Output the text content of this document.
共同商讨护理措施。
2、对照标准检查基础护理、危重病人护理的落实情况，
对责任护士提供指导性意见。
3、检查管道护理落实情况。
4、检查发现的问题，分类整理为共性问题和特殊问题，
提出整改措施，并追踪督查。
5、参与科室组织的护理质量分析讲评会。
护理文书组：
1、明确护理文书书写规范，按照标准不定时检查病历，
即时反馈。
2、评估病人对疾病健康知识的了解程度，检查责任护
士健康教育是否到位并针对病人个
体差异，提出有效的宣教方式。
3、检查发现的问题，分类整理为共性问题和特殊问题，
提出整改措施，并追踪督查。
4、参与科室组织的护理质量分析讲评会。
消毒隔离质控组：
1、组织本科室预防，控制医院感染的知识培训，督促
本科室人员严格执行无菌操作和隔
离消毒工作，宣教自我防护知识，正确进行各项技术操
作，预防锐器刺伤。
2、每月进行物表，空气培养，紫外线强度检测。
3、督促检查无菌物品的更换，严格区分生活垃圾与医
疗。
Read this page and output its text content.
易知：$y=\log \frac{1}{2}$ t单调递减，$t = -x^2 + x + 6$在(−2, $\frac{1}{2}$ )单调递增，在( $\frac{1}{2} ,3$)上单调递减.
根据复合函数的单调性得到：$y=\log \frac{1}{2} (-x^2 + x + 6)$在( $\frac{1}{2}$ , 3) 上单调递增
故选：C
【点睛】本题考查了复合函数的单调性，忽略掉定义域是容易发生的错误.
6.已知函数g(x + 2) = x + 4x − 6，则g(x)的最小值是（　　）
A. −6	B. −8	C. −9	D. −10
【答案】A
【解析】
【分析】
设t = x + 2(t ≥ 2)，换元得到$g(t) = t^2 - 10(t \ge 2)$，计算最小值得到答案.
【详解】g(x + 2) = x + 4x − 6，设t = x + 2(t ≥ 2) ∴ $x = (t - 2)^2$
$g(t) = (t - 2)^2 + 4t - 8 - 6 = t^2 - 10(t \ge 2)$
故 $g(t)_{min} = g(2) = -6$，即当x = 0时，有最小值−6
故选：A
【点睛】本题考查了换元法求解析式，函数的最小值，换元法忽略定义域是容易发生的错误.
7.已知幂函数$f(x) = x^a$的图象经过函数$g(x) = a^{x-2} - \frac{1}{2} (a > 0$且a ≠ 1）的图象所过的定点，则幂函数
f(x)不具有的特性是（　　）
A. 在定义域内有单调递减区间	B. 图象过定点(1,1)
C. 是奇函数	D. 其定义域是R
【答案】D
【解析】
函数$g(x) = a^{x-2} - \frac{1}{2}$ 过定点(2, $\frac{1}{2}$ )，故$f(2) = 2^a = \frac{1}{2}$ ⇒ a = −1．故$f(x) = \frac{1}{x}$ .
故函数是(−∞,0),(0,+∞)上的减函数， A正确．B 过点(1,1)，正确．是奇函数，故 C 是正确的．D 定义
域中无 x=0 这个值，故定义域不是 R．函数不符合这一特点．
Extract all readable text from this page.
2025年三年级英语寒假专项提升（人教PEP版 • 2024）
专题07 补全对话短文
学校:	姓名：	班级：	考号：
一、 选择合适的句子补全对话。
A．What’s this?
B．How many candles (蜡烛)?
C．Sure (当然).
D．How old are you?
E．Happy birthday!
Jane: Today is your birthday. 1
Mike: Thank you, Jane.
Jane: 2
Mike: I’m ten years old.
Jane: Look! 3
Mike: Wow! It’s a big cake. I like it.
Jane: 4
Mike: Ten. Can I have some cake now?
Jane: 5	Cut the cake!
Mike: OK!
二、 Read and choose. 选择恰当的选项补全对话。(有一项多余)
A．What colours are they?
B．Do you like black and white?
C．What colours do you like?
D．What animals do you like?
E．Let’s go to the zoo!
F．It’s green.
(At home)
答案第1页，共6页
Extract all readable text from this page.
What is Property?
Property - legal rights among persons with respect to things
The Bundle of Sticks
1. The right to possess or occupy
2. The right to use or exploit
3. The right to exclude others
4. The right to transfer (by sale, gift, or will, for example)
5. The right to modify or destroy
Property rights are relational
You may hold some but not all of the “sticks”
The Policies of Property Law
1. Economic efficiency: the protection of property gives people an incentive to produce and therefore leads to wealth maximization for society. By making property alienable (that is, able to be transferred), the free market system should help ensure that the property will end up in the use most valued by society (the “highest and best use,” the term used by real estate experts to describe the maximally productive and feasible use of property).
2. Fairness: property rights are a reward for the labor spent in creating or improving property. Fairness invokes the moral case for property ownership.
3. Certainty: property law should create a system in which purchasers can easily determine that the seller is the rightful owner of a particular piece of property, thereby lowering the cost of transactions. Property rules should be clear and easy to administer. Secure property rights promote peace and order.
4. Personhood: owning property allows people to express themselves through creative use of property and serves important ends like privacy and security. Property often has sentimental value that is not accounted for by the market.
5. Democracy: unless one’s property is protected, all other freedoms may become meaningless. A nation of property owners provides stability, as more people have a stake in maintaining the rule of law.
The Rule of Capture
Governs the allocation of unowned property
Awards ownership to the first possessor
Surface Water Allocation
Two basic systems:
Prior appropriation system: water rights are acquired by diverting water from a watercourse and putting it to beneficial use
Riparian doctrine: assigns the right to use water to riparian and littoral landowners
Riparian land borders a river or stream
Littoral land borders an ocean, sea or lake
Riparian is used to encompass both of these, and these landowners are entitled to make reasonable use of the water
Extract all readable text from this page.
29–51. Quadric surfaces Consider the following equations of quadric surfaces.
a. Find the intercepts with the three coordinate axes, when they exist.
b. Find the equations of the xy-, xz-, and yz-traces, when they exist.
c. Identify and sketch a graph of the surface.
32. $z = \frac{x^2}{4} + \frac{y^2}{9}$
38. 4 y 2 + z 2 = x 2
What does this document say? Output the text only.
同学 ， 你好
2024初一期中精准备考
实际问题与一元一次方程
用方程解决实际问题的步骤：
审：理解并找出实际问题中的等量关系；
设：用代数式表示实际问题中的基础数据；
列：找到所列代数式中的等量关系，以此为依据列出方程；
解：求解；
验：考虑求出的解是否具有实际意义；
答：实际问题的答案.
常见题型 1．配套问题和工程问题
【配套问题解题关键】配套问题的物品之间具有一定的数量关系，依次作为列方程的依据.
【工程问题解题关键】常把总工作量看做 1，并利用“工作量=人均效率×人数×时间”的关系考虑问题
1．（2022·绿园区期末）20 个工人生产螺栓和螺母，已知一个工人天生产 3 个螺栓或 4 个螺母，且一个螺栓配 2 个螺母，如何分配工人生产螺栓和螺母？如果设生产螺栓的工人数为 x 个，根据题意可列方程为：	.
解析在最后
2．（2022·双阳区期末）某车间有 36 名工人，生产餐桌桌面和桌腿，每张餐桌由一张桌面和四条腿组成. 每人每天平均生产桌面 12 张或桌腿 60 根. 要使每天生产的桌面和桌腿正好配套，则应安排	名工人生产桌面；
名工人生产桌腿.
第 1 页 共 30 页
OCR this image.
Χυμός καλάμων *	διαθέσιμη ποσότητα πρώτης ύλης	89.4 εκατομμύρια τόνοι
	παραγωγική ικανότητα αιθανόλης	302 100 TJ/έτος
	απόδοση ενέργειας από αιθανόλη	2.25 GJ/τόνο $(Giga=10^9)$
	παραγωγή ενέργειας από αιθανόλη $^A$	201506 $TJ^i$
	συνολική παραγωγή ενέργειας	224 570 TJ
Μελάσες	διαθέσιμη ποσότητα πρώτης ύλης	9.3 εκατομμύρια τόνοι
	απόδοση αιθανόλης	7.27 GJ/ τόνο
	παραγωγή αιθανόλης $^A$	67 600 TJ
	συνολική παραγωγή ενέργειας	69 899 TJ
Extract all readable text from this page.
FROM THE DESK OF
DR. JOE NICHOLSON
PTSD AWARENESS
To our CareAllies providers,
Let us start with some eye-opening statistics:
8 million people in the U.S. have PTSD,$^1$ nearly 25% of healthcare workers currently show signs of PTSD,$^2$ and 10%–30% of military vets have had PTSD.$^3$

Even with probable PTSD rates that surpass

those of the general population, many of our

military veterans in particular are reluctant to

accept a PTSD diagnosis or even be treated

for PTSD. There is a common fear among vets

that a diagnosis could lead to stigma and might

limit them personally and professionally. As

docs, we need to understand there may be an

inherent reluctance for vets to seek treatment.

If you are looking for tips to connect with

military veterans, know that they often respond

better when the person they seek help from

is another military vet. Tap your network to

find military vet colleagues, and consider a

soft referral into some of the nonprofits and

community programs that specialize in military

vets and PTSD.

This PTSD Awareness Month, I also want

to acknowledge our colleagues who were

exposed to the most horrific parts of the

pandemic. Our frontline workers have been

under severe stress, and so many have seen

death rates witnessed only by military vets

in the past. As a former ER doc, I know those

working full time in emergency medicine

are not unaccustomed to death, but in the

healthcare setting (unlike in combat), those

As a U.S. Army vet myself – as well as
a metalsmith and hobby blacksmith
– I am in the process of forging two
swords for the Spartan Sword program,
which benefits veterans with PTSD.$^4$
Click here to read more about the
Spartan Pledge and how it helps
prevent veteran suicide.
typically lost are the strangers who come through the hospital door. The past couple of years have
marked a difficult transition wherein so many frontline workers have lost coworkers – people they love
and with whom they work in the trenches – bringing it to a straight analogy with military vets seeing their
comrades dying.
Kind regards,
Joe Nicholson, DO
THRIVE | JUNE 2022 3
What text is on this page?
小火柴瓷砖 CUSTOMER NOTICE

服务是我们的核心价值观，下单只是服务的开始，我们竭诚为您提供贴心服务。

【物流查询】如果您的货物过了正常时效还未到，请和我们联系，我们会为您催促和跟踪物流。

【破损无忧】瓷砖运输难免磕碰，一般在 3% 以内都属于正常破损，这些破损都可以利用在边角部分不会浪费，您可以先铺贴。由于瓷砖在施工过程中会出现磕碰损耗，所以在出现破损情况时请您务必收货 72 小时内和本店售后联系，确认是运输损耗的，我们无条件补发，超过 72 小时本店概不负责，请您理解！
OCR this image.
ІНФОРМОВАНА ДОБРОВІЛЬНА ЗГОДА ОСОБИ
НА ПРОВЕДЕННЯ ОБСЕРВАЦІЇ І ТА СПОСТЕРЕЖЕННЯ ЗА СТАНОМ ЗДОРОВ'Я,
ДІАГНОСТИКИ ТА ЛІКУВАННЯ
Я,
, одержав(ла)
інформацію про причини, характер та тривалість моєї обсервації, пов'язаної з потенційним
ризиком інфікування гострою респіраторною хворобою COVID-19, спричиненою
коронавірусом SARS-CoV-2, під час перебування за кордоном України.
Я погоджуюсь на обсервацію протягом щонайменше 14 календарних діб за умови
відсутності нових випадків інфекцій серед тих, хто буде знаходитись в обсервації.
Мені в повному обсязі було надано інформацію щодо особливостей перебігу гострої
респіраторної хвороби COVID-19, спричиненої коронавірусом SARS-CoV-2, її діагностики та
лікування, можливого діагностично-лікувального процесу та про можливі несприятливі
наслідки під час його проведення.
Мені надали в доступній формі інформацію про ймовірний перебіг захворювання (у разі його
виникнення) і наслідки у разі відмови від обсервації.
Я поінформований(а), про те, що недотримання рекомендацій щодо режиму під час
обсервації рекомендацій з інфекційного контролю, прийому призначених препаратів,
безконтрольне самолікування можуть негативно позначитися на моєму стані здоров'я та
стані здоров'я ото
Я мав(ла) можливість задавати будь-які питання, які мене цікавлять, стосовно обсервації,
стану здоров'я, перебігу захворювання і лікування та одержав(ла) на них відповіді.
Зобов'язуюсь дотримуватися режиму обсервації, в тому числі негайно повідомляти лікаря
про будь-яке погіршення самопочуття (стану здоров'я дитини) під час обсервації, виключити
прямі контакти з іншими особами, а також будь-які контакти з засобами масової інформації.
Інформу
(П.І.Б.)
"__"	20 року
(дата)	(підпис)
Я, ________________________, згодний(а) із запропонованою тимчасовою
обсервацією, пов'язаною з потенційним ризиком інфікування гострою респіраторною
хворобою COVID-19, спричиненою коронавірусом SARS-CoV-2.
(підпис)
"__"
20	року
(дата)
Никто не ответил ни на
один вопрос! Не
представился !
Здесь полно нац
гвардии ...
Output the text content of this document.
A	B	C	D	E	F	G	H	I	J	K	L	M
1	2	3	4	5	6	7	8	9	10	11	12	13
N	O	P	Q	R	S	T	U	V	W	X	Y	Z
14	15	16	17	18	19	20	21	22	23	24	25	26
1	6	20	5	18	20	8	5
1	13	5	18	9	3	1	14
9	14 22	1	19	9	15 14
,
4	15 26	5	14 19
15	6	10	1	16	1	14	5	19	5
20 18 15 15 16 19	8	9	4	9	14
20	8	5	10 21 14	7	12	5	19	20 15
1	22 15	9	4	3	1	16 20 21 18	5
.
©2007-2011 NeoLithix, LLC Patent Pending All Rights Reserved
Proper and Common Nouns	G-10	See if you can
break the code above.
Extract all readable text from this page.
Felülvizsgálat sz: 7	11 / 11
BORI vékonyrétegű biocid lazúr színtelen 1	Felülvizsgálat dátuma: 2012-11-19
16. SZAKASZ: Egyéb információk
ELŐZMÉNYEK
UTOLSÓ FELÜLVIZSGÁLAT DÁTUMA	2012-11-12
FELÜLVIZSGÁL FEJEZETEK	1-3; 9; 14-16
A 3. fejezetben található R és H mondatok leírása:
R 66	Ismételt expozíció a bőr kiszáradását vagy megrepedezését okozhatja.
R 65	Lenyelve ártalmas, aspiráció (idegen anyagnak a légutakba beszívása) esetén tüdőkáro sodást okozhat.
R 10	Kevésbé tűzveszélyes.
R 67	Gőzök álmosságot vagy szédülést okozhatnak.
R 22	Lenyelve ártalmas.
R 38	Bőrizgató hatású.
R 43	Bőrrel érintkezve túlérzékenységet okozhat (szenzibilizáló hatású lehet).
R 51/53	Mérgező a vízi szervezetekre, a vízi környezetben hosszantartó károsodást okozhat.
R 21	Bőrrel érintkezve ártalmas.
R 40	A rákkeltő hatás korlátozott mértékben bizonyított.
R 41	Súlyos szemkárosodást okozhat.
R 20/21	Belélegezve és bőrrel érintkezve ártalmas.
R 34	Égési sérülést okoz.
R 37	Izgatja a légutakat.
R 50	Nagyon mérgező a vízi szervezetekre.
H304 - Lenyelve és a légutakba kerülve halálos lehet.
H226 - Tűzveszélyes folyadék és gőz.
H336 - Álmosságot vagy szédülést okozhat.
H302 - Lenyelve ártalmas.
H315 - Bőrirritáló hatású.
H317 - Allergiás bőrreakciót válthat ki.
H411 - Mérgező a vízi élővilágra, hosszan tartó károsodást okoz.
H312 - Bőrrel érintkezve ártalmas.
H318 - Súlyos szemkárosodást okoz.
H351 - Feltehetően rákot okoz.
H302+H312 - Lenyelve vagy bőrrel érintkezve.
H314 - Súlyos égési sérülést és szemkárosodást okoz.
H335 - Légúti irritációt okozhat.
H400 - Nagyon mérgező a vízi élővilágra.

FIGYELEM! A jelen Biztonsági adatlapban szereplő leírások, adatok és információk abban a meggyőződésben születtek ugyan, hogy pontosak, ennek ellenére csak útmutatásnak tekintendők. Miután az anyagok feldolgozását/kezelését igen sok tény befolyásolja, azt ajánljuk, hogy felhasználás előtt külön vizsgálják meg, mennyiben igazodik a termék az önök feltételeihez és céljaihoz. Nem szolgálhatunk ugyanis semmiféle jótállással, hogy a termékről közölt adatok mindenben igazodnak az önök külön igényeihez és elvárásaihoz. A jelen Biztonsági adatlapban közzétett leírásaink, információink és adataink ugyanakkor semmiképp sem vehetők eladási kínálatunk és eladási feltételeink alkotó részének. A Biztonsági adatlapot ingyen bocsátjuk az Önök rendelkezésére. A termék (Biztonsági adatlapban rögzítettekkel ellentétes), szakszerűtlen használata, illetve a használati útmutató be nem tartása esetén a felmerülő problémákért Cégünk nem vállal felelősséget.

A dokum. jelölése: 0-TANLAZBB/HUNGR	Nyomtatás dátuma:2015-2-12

THE PROBLEM »
Gather all lines of the records that include the word "death".

EXERCISE RESPONSE »
death rates witnessed only by military vets
are not unaccustomed to death, but in the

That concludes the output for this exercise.